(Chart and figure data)
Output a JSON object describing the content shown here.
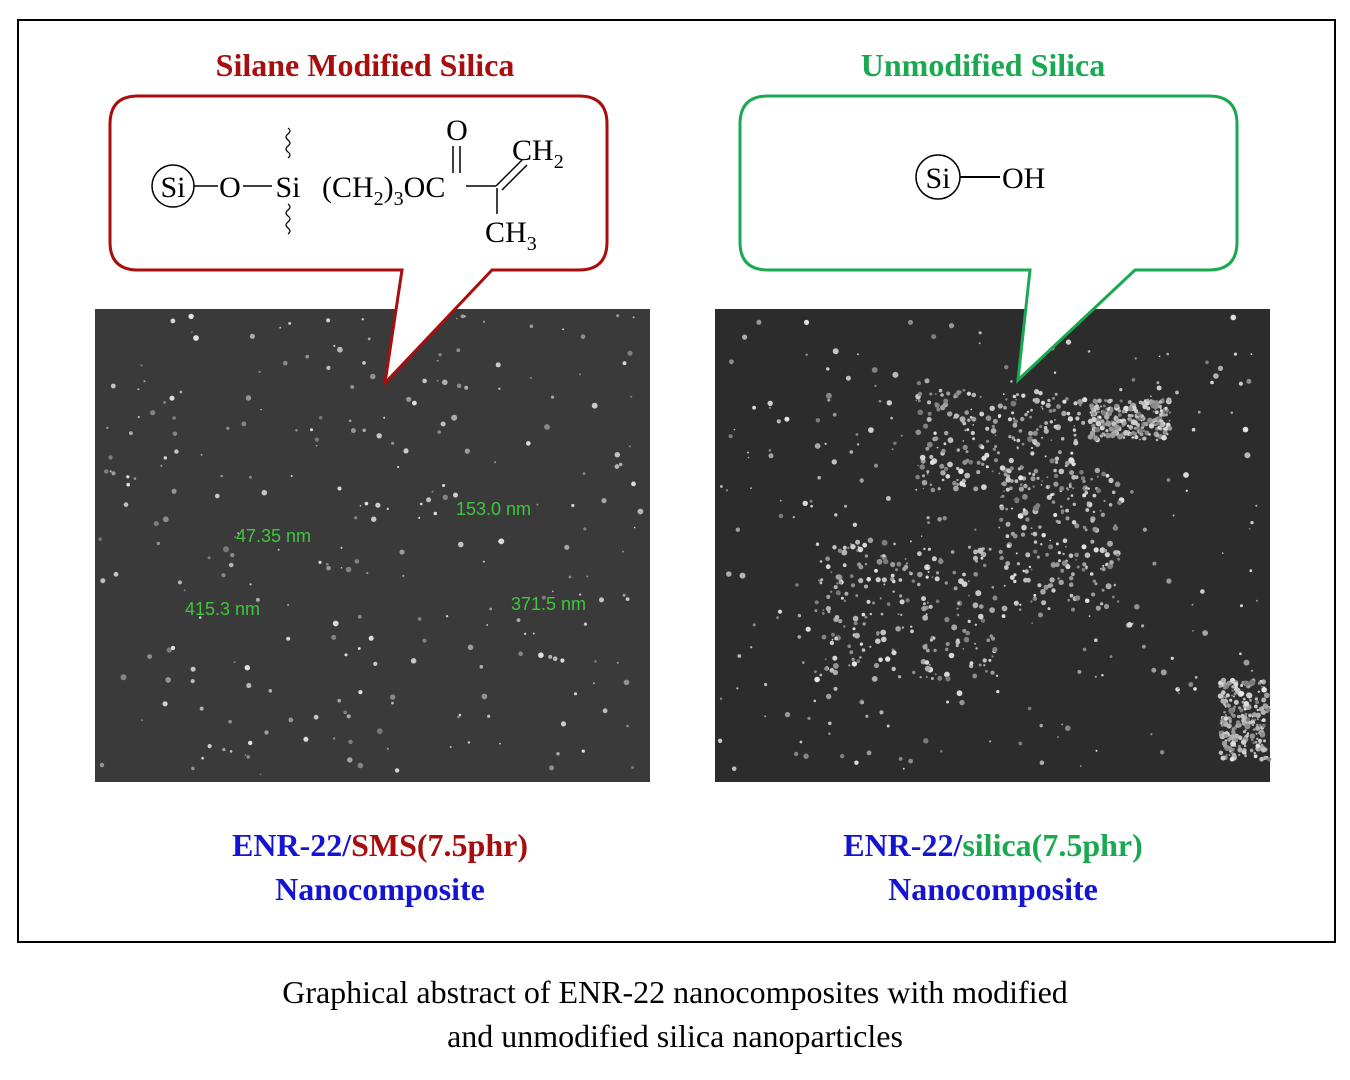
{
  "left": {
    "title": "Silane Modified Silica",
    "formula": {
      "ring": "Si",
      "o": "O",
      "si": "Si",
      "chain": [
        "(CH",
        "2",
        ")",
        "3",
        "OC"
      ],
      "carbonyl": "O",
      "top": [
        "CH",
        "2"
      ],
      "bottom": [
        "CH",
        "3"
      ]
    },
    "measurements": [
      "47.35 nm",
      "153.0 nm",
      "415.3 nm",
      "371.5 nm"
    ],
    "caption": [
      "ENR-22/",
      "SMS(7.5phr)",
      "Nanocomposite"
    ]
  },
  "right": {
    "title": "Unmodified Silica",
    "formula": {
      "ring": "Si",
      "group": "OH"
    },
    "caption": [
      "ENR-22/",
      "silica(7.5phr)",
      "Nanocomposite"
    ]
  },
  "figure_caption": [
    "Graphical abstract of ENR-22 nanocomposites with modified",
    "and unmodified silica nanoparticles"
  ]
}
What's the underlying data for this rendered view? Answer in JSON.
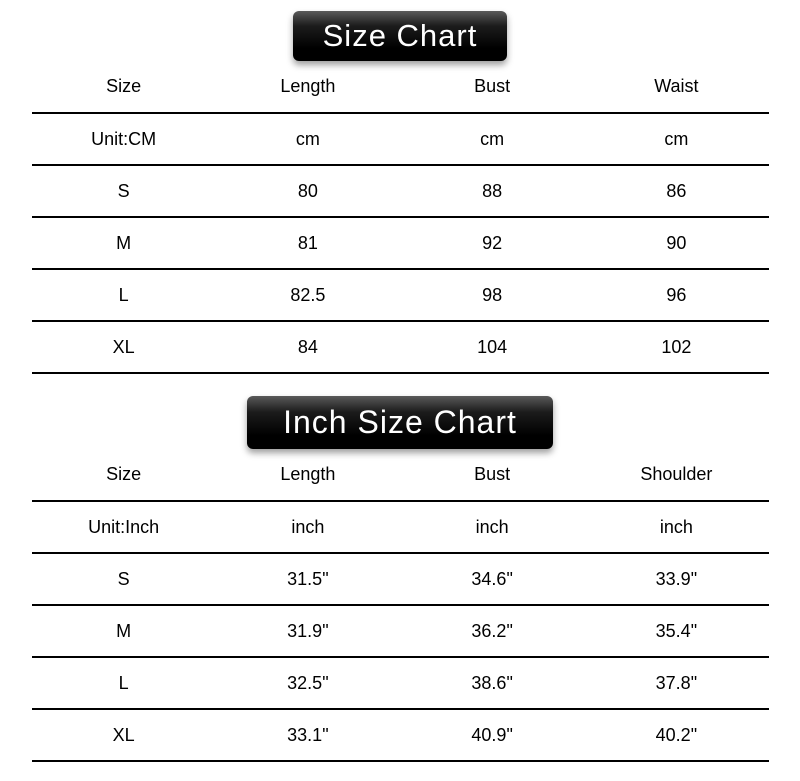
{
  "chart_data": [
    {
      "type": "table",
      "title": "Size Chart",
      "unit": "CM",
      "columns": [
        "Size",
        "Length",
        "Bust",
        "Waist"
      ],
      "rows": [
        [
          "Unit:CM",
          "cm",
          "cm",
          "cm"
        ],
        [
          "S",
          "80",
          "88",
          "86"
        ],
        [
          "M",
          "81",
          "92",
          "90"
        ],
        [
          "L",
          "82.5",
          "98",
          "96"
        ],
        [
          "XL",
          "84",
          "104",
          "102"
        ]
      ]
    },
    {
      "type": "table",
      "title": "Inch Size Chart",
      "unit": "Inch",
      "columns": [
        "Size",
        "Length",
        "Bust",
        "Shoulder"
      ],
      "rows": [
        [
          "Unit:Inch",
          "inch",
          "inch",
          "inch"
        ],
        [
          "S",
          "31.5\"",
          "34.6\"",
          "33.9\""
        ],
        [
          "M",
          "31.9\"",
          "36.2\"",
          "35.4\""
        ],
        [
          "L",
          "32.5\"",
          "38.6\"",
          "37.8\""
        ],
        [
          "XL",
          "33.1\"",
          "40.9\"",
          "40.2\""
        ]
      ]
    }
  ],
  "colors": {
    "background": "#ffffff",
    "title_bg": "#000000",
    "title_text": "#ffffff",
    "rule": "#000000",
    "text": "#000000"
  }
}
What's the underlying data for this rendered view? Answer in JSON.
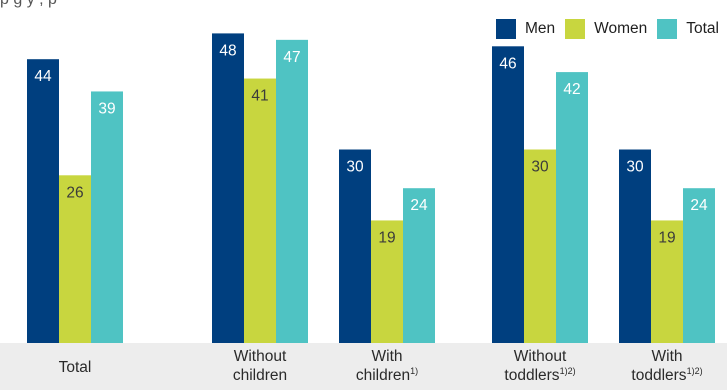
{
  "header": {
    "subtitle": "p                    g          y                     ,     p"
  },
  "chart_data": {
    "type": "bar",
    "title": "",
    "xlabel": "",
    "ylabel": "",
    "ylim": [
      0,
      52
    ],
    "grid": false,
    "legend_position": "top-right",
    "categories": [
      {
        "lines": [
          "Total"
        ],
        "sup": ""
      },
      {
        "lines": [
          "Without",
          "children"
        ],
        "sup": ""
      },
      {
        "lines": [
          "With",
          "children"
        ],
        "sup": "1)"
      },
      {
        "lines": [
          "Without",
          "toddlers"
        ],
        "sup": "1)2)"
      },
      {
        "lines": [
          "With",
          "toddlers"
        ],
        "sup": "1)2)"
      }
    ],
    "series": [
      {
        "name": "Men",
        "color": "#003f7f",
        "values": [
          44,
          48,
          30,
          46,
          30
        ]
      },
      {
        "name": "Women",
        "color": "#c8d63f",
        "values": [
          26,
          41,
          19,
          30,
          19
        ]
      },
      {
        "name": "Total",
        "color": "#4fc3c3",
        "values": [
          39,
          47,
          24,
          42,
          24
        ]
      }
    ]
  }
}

Short problem –
Give the data again exactly as written, with all pictures left out.

Answer to the problem –
Output a JSON object describing the content shown here.
{
  "left": {
    "title": "Silane Modified Silica",
    "formula": {
      "ring": "Si",
      "o": "O",
      "si": "Si",
      "chain": [
        "(CH",
        "2",
        ")",
        "3",
        "OC"
      ],
      "carbonyl": "O",
      "top": [
        "CH",
        "2"
      ],
      "bottom": [
        "CH",
        "3"
      ]
    },
    "measurements": [
      "47.35 nm",
      "153.0 nm",
      "415.3 nm",
      "371.5 nm"
    ],
    "caption": [
      "ENR-22/",
      "SMS(7.5phr)",
      "Nanocomposite"
    ]
  },
  "right": {
    "title": "Unmodified Silica",
    "formula": {
      "ring": "Si",
      "group": "OH"
    },
    "caption": [
      "ENR-22/",
      "silica(7.5phr)",
      "Nanocomposite"
    ]
  },
  "figure_caption": [
    "Graphical abstract of ENR-22 nanocomposites with modified",
    "and unmodified silica nanoparticles"
  ]
}
What's the underlying data for this rendered view? Answer in JSON.
{
  "chart_data": [
    {
      "type": "table",
      "title": "Size Chart",
      "unit": "CM",
      "columns": [
        "Size",
        "Length",
        "Bust",
        "Waist"
      ],
      "rows": [
        [
          "Unit:CM",
          "cm",
          "cm",
          "cm"
        ],
        [
          "S",
          "80",
          "88",
          "86"
        ],
        [
          "M",
          "81",
          "92",
          "90"
        ],
        [
          "L",
          "82.5",
          "98",
          "96"
        ],
        [
          "XL",
          "84",
          "104",
          "102"
        ]
      ]
    },
    {
      "type": "table",
      "title": "Inch Size Chart",
      "unit": "Inch",
      "columns": [
        "Size",
        "Length",
        "Bust",
        "Shoulder"
      ],
      "rows": [
        [
          "Unit:Inch",
          "inch",
          "inch",
          "inch"
        ],
        [
          "S",
          "31.5\"",
          "34.6\"",
          "33.9\""
        ],
        [
          "M",
          "31.9\"",
          "36.2\"",
          "35.4\""
        ],
        [
          "L",
          "32.5\"",
          "38.6\"",
          "37.8\""
        ],
        [
          "XL",
          "33.1\"",
          "40.9\"",
          "40.2\""
        ]
      ]
    }
  ],
  "colors": {
    "background": "#ffffff",
    "title_bg": "#000000",
    "title_text": "#ffffff",
    "rule": "#000000",
    "text": "#000000"
  }
}
What's the underlying data for this rendered view? Answer in JSON.
{
  "header": {
    "subtitle": "p                    g          y                     ,     p"
  },
  "chart_data": {
    "type": "bar",
    "title": "",
    "xlabel": "",
    "ylabel": "",
    "ylim": [
      0,
      52
    ],
    "grid": false,
    "legend_position": "top-right",
    "categories": [
      {
        "lines": [
          "Total"
        ],
        "sup": ""
      },
      {
        "lines": [
          "Without",
          "children"
        ],
        "sup": ""
      },
      {
        "lines": [
          "With",
          "children"
        ],
        "sup": "1)"
      },
      {
        "lines": [
          "Without",
          "toddlers"
        ],
        "sup": "1)2)"
      },
      {
        "lines": [
          "With",
          "toddlers"
        ],
        "sup": "1)2)"
      }
    ],
    "series": [
      {
        "name": "Men",
        "color": "#003f7f",
        "values": [
          44,
          48,
          30,
          46,
          30
        ]
      },
      {
        "name": "Women",
        "color": "#c8d63f",
        "values": [
          26,
          41,
          19,
          30,
          19
        ]
      },
      {
        "name": "Total",
        "color": "#4fc3c3",
        "values": [
          39,
          47,
          24,
          42,
          24
        ]
      }
    ]
  }
}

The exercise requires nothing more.